> [MATERIAL FOR THIS EXERCISE]
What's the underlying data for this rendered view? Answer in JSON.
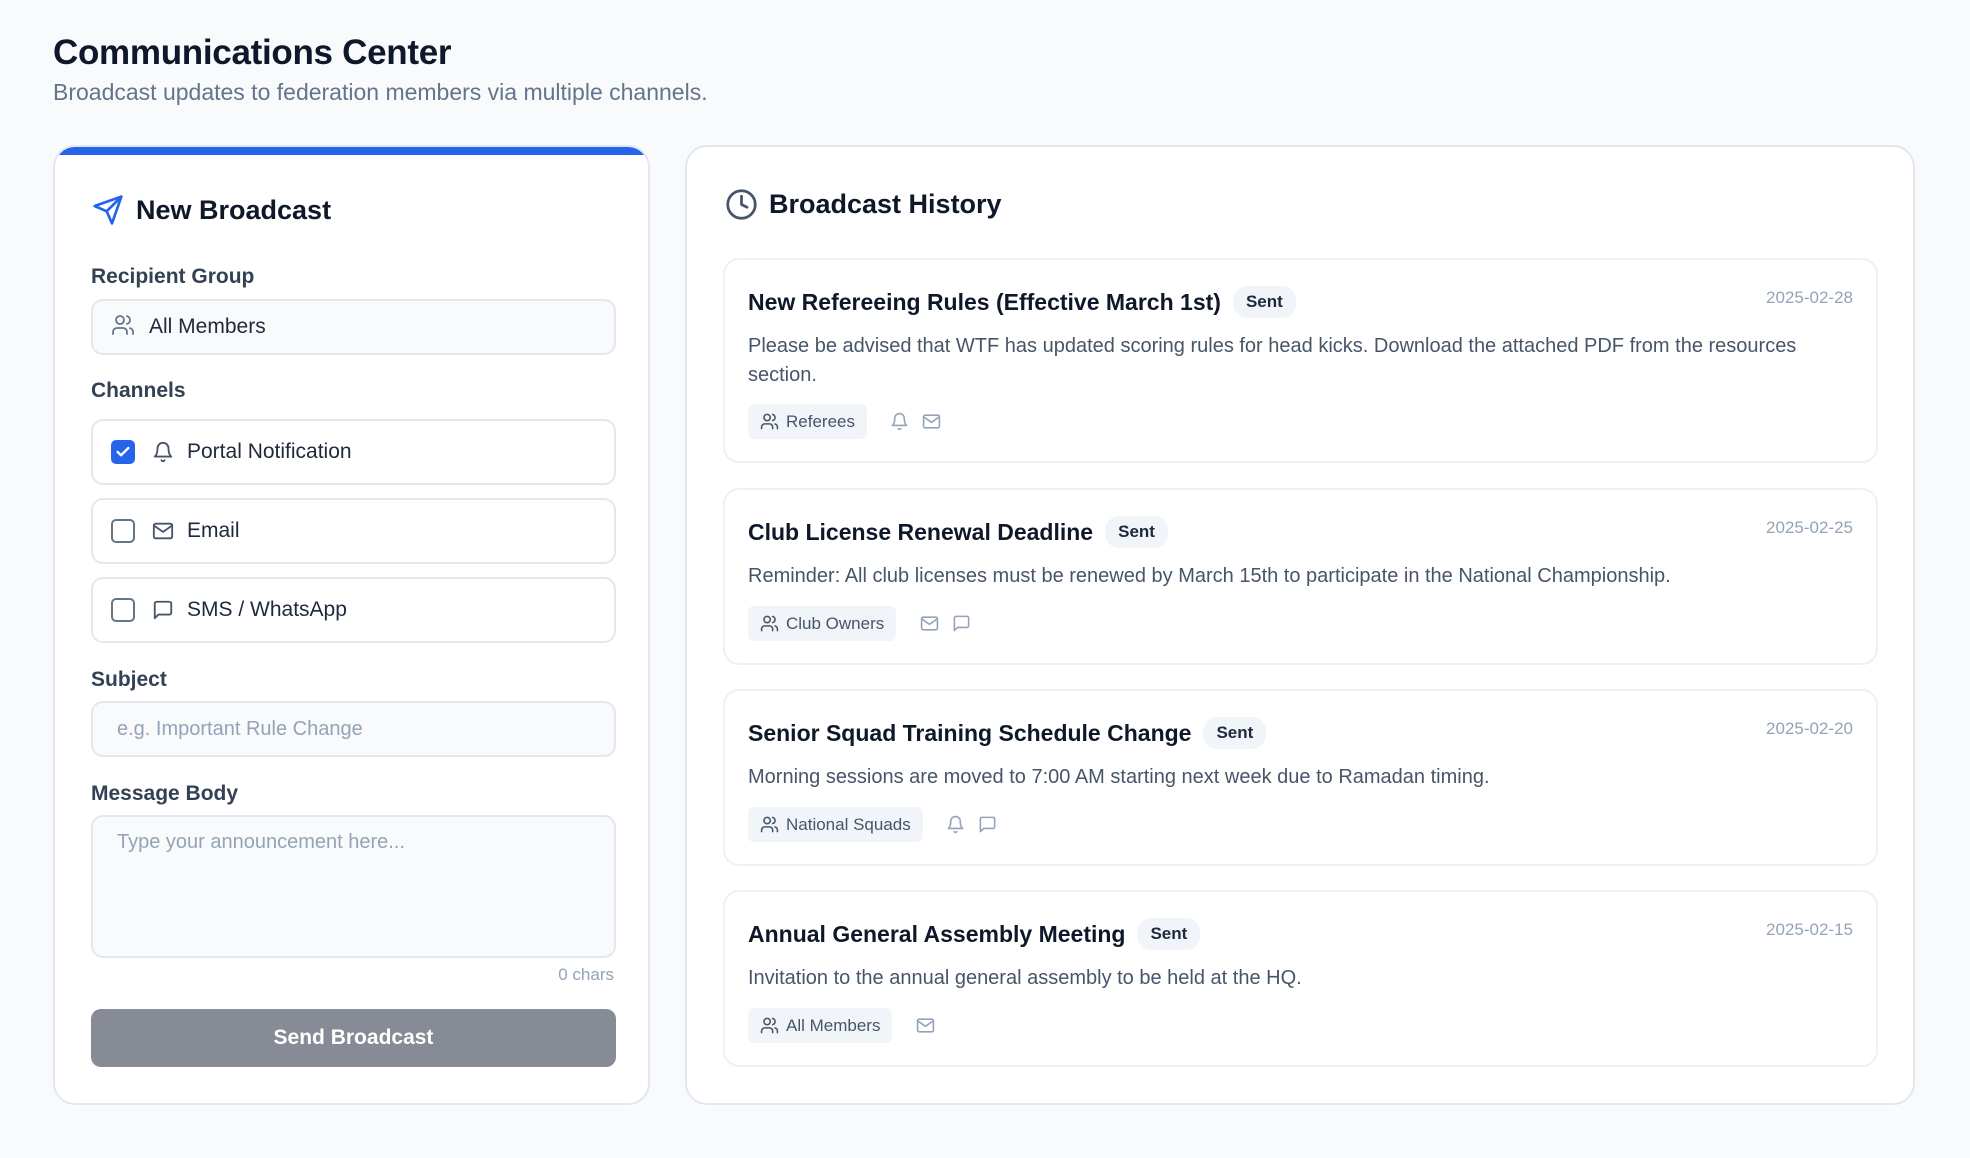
{
  "page": {
    "title": "Communications Center",
    "subtitle": "Broadcast updates to federation members via multiple channels."
  },
  "compose": {
    "title": "New Broadcast",
    "recipient_label": "Recipient Group",
    "recipient_value": "All Members",
    "channels_label": "Channels",
    "channels": [
      {
        "label": "Portal Notification",
        "checked": true,
        "icon": "bell-icon"
      },
      {
        "label": "Email",
        "checked": false,
        "icon": "mail-icon"
      },
      {
        "label": "SMS / WhatsApp",
        "checked": false,
        "icon": "chat-icon"
      }
    ],
    "subject_label": "Subject",
    "subject_placeholder": "e.g. Important Rule Change",
    "body_label": "Message Body",
    "body_placeholder": "Type your announcement here...",
    "char_count": "0 chars",
    "send_label": "Send Broadcast"
  },
  "history": {
    "title": "Broadcast History",
    "items": [
      {
        "title": "New Refereeing Rules (Effective March 1st)",
        "status": "Sent",
        "date": "2025-02-28",
        "body": "Please be advised that WTF has updated scoring rules for head kicks. Download the attached PDF from the resources section.",
        "group": "Referees",
        "channels": [
          "bell-icon",
          "mail-icon"
        ]
      },
      {
        "title": "Club License Renewal Deadline",
        "status": "Sent",
        "date": "2025-02-25",
        "body": "Reminder: All club licenses must be renewed by March 15th to participate in the National Championship.",
        "group": "Club Owners",
        "channels": [
          "mail-icon",
          "chat-icon"
        ]
      },
      {
        "title": "Senior Squad Training Schedule Change",
        "status": "Sent",
        "date": "2025-02-20",
        "body": "Morning sessions are moved to 7:00 AM starting next week due to Ramadan timing.",
        "group": "National Squads",
        "channels": [
          "bell-icon",
          "chat-icon"
        ]
      },
      {
        "title": "Annual General Assembly Meeting",
        "status": "Sent",
        "date": "2025-02-15",
        "body": "Invitation to the annual general assembly to be held at the HQ.",
        "group": "All Members",
        "channels": [
          "mail-icon"
        ]
      }
    ]
  },
  "colors": {
    "accent": "#2563eb",
    "background": "#f8fafc",
    "send_button_disabled": "#868b96"
  }
}
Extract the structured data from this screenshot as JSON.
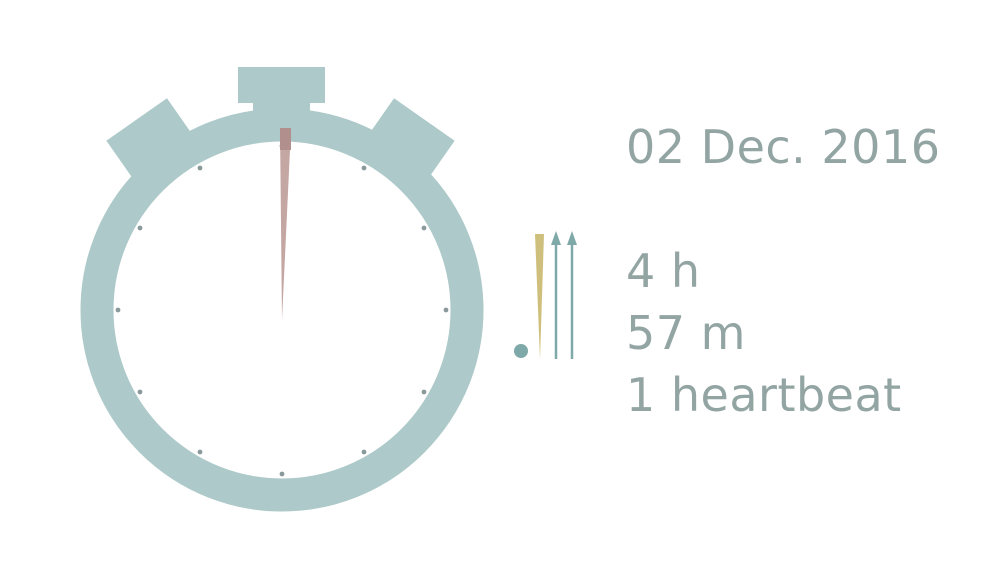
{
  "date": "02 Dec. 2016",
  "duration": {
    "hours": "4 h",
    "minutes": "57 m",
    "heartbeats": "1 heartbeat"
  },
  "colors": {
    "watch_body": "#adc9c9",
    "watch_body_dark": "#8fb6b6",
    "tick": "#8a9a9c",
    "second_hand": "#c4a6a3",
    "second_hand_tip": "#b08f8c",
    "hour_hand": "#cfbf7c",
    "minute_hand": "#7fa9a8",
    "text": "#93a5a3"
  },
  "icons": {
    "stopwatch": "stopwatch-icon",
    "legend": "clock-hands-legend-icon"
  },
  "second_hand_angle_deg": 1
}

> [WHAT TO PRODUCE]
Retype, without any picture, exactly the lines from the one with "Extract the structured" through the end of the entries, inclusive.

> [RESULT OF THE TASK]
Extract the structured data from this screenshot as JSON.
{
  "date": "02 Dec. 2016",
  "duration": {
    "hours": "4 h",
    "minutes": "57 m",
    "heartbeats": "1 heartbeat"
  },
  "colors": {
    "watch_body": "#adc9c9",
    "watch_body_dark": "#8fb6b6",
    "tick": "#8a9a9c",
    "second_hand": "#c4a6a3",
    "second_hand_tip": "#b08f8c",
    "hour_hand": "#cfbf7c",
    "minute_hand": "#7fa9a8",
    "text": "#93a5a3"
  },
  "icons": {
    "stopwatch": "stopwatch-icon",
    "legend": "clock-hands-legend-icon"
  },
  "second_hand_angle_deg": 1
}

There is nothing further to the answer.